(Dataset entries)

========

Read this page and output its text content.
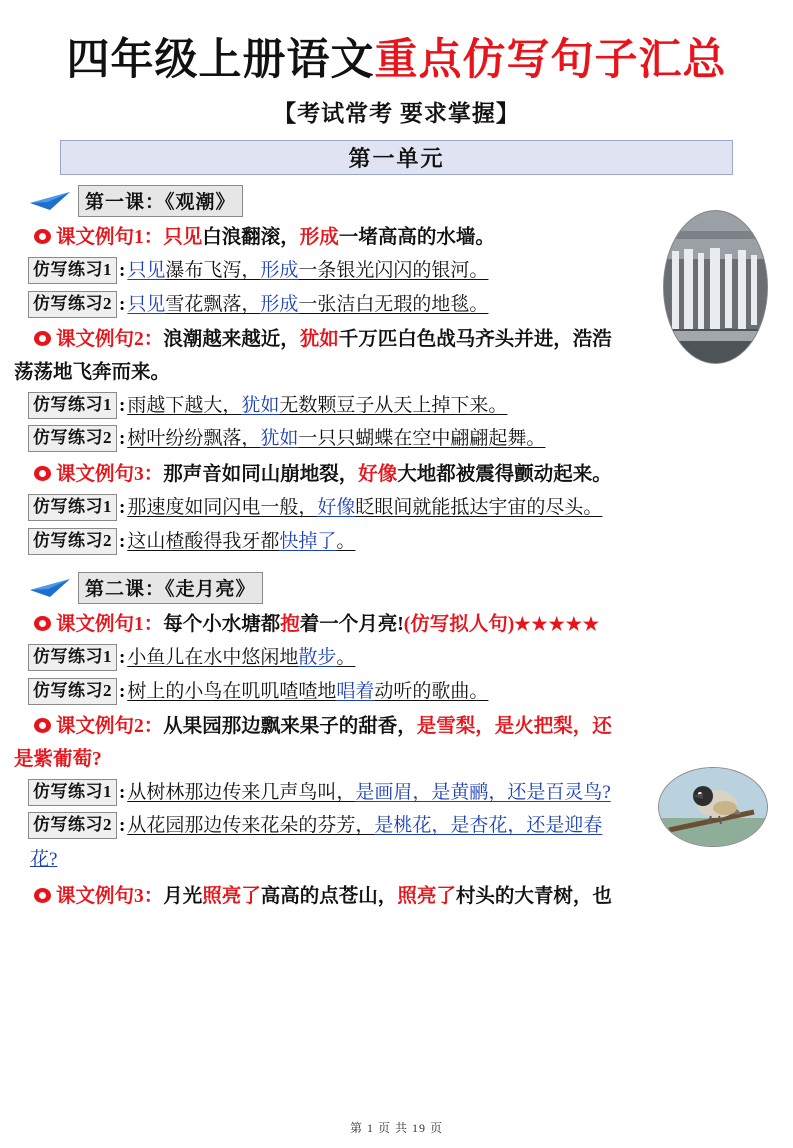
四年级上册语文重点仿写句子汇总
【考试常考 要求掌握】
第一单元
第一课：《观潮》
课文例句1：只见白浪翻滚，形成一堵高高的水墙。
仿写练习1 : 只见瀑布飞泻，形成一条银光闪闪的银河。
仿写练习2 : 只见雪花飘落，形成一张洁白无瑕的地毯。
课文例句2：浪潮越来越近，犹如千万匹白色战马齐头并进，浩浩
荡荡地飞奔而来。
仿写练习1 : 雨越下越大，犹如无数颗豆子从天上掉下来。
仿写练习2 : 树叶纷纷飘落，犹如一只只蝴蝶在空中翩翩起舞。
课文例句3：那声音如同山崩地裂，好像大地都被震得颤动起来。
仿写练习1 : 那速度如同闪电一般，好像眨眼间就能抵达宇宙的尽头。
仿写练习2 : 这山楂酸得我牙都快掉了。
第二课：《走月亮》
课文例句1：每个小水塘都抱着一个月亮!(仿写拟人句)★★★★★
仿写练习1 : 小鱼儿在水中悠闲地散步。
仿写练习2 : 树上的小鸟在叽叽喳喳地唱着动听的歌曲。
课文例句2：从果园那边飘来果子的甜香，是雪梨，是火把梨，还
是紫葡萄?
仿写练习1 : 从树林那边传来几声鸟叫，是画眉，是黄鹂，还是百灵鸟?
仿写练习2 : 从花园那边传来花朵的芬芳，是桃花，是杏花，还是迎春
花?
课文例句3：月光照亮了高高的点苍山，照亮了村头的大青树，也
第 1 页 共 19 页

========

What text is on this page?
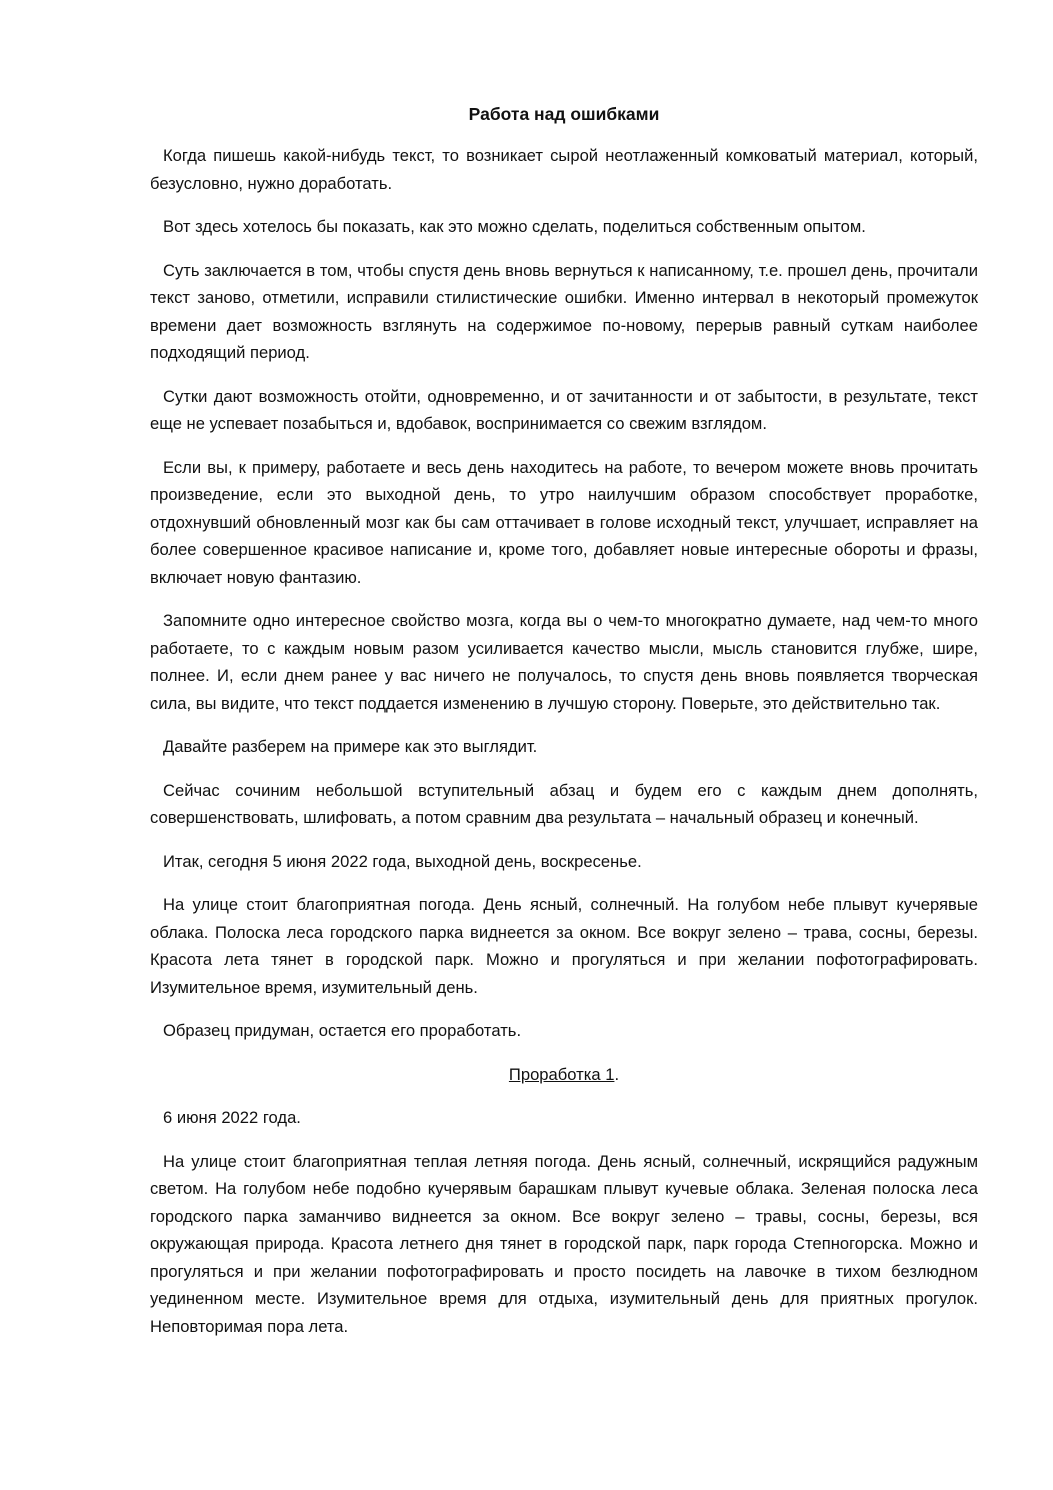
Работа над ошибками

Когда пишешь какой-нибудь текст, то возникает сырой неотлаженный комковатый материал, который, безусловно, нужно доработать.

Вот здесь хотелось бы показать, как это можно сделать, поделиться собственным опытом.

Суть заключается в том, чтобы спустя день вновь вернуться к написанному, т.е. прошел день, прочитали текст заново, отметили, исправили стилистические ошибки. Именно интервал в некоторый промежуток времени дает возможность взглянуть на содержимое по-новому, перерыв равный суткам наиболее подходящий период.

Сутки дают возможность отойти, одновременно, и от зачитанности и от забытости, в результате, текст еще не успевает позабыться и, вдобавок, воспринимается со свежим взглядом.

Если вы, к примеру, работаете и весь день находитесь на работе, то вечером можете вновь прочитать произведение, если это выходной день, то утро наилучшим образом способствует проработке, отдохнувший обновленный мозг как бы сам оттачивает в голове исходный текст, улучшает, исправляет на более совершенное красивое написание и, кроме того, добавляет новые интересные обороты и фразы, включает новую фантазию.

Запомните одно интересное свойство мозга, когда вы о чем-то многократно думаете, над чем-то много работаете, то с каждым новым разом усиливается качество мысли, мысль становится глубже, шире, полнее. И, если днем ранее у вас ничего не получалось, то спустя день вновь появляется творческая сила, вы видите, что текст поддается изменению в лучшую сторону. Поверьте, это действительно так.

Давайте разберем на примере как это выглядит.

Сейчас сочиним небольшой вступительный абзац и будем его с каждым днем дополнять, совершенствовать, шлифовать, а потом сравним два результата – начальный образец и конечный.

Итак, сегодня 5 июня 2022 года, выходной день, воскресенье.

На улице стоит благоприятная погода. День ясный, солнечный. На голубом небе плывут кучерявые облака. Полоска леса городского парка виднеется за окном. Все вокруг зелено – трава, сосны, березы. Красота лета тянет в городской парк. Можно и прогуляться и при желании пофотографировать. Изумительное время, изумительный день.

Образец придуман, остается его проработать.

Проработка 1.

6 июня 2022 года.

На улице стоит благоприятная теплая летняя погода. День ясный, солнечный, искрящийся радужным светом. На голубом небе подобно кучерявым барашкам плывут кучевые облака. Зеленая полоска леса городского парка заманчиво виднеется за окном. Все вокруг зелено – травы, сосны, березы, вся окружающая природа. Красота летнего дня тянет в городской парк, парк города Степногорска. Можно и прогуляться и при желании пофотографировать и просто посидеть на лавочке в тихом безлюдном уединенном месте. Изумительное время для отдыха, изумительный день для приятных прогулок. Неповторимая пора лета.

========

**Challenge:** Report how many lines include the word "голубом". Give nothing but the number.

**Full solution:** 2